== What you have to do ==
Set down the full listing exactly, character for character.

[BEGIN Records for processing]

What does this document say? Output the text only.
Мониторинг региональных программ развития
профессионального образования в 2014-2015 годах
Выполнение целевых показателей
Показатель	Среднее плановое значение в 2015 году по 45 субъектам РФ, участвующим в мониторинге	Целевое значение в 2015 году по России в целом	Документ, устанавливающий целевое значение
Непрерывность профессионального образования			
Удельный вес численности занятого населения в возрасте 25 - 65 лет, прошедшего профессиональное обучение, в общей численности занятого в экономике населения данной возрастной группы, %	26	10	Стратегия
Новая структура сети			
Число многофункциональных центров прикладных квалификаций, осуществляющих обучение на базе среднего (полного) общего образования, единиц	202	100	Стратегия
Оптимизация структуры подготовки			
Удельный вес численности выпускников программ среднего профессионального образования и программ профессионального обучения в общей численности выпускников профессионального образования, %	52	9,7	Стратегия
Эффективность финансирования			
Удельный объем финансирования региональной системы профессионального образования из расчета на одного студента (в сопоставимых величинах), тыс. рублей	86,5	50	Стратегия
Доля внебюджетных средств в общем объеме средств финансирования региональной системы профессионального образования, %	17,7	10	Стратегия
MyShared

[END Records for processing]

== The completed task ==
What does this document say? Output the text only.
Мониторинг региональных программ развития
профессионального образования в 2014-2015 годах
Выполнение целевых показателей
Показатель	Среднее плановое значение в 2015 году по 45 субъектам РФ, участвующим в мониторинге	Целевое значение в 2015 году по России в целом	Документ, устанавливающий целевое значение
Непрерывность профессионального образования			
Удельный вес численности занятого населения в возрасте 25 - 65 лет, прошедшего профессиональное обучение, в общей численности занятого в экономике населения данной возрастной группы, %	26	10	Стратегия
Новая структура сети			
Число многофункциональных центров прикладных квалификаций, осуществляющих обучение на базе среднего (полного) общего образования, единиц	202	100	Стратегия
Оптимизация структуры подготовки			
Удельный вес численности выпускников программ среднего профессионального образования и программ профессионального обучения в общей численности выпускников профессионального образования, %	52	9,7	Стратегия
Эффективность финансирования			
Удельный объем финансирования региональной системы профессионального образования из расчета на одного студента (в сопоставимых величинах), тыс. рублей	86,5	50	Стратегия
Доля внебюджетных средств в общем объеме средств финансирования региональной системы профессионального образования, %	17,7	10	Стратегия
MyShared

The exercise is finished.